• _Brief_
Every record below is to be retyped exactly.
### Supplied material
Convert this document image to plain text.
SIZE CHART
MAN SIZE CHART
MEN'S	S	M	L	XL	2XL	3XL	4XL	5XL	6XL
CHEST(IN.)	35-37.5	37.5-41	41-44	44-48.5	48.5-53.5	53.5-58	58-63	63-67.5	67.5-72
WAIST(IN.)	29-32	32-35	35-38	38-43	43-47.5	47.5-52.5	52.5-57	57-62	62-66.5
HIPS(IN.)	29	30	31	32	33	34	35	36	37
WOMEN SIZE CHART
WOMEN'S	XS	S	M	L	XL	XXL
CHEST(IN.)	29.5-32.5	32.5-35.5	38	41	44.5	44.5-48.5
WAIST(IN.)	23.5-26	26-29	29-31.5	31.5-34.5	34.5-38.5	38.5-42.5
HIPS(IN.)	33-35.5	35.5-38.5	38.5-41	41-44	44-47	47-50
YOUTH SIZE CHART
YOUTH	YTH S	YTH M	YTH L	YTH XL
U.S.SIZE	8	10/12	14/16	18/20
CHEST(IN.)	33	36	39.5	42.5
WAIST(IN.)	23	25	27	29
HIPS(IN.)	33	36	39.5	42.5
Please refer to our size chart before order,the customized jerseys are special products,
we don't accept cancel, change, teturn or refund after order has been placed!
######
• _Correct output_
Convert this document image to plain text.
SIZE CHART
MAN SIZE CHART
MEN'S	S	M	L	XL	2XL	3XL	4XL	5XL	6XL
CHEST(IN.)	35-37.5	37.5-41	41-44	44-48.5	48.5-53.5	53.5-58	58-63	63-67.5	67.5-72
WAIST(IN.)	29-32	32-35	35-38	38-43	43-47.5	47.5-52.5	52.5-57	57-62	62-66.5
HIPS(IN.)	29	30	31	32	33	34	35	36	37
WOMEN SIZE CHART
WOMEN'S	XS	S	M	L	XL	XXL
CHEST(IN.)	29.5-32.5	32.5-35.5	38	41	44.5	44.5-48.5
WAIST(IN.)	23.5-26	26-29	29-31.5	31.5-34.5	34.5-38.5	38.5-42.5
HIPS(IN.)	33-35.5	35.5-38.5	38.5-41	41-44	44-47	47-50
YOUTH SIZE CHART
YOUTH	YTH S	YTH M	YTH L	YTH XL
U.S.SIZE	8	10/12	14/16	18/20
CHEST(IN.)	33	36	39.5	42.5
WAIST(IN.)	23	25	27	29
HIPS(IN.)	33	36	39.5	42.5
Please refer to our size chart before order,the customized jerseys are special products,
we don't accept cancel, change, teturn or refund after order has been placed!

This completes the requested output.